— start —

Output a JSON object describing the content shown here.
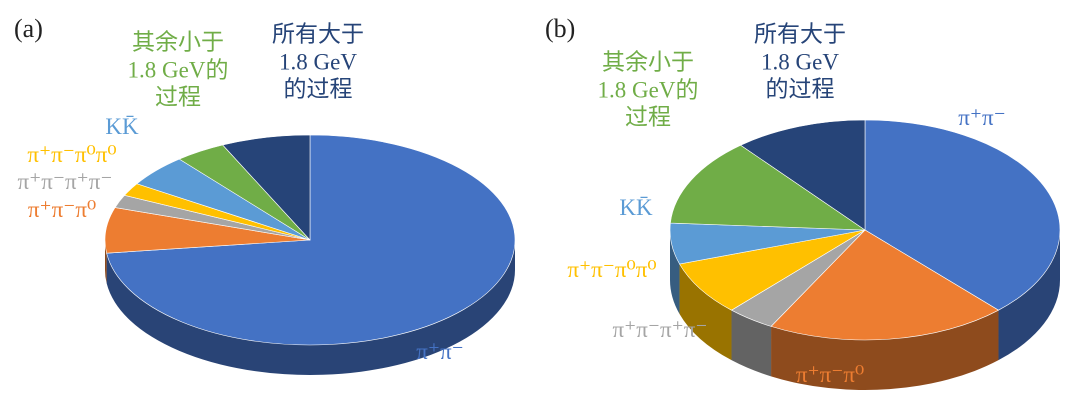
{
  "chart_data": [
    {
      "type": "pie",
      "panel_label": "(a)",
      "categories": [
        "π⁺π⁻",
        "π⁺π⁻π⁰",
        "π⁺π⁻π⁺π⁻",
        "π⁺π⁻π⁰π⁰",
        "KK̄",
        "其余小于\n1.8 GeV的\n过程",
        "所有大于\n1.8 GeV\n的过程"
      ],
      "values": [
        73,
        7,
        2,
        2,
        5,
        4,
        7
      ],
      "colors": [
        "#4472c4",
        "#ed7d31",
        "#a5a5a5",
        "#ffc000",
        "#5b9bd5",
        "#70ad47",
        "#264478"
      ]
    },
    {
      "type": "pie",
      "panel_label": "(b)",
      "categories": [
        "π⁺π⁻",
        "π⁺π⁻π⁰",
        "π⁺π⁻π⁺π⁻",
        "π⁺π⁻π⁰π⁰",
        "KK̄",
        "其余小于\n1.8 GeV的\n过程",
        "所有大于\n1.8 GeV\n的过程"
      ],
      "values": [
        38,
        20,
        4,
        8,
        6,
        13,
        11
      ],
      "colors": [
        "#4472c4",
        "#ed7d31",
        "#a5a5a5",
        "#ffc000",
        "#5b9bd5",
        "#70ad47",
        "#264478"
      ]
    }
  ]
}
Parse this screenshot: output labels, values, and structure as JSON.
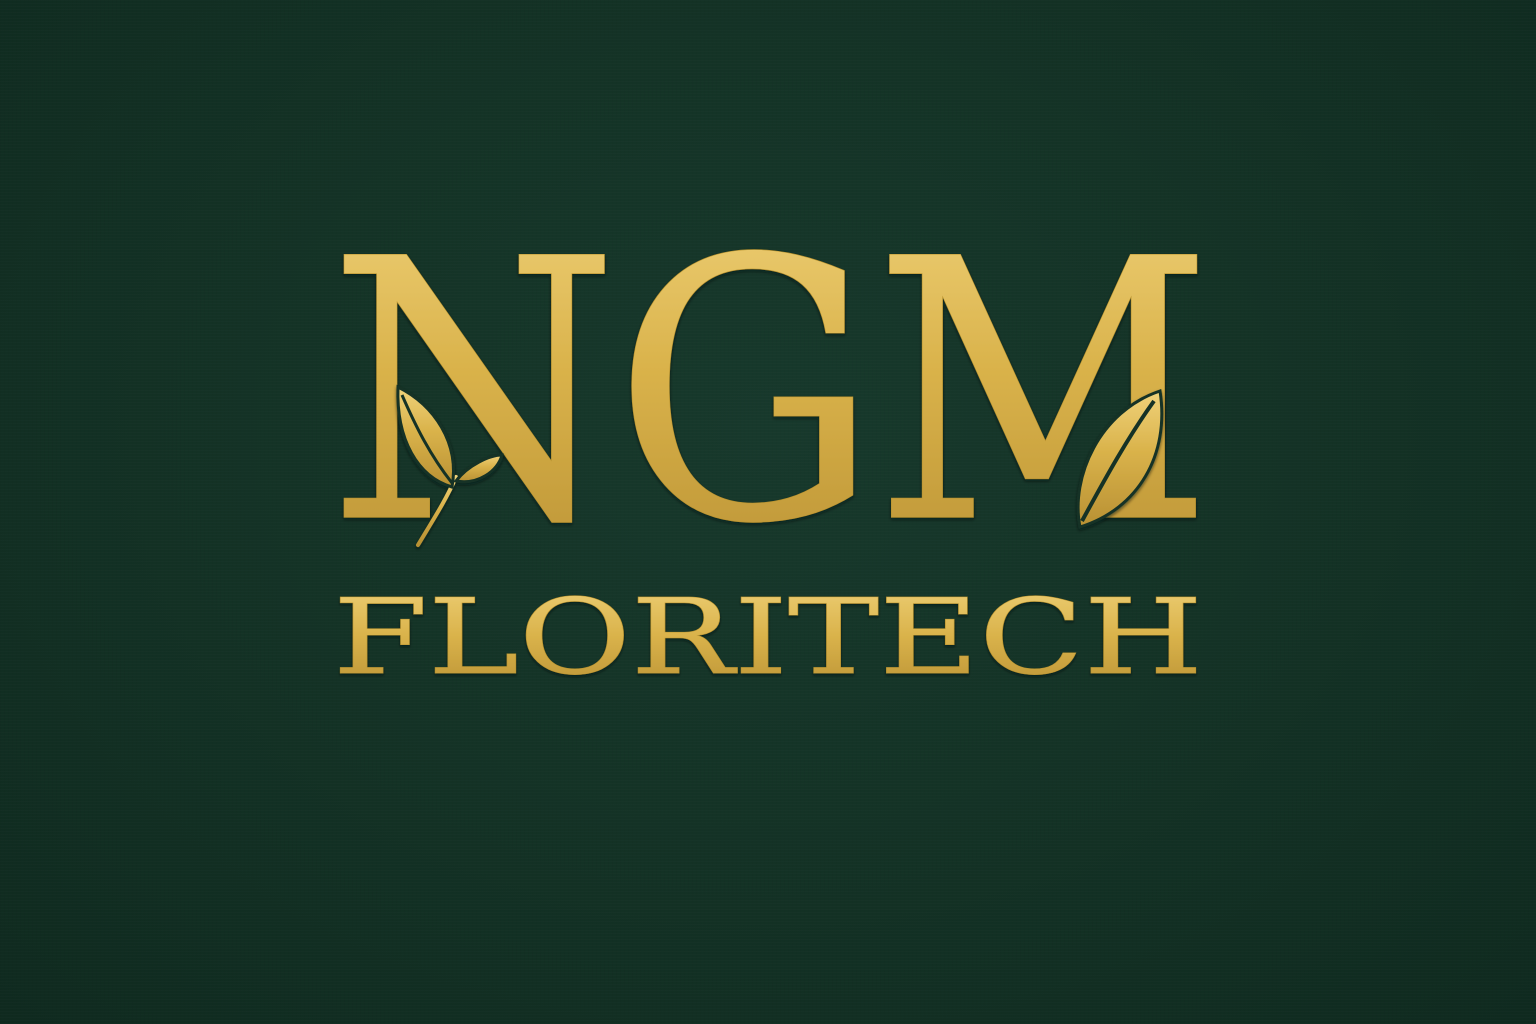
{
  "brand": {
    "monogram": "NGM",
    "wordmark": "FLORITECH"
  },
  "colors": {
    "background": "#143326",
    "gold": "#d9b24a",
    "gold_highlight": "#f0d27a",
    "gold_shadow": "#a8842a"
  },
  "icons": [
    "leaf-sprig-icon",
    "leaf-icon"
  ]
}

— end —

## Written request
Leave out each picture and extract the lines from the one containing "Parse this screenshot: output" through the end of the records above, inclusive, exactly as they stand.

## Exercise solution
Parse this screenshot: output labels, values, and structure as JSON.
{
  "brand": {
    "monogram": "NGM",
    "wordmark": "FLORITECH"
  },
  "colors": {
    "background": "#143326",
    "gold": "#d9b24a",
    "gold_highlight": "#f0d27a",
    "gold_shadow": "#a8842a"
  },
  "icons": [
    "leaf-sprig-icon",
    "leaf-icon"
  ]
}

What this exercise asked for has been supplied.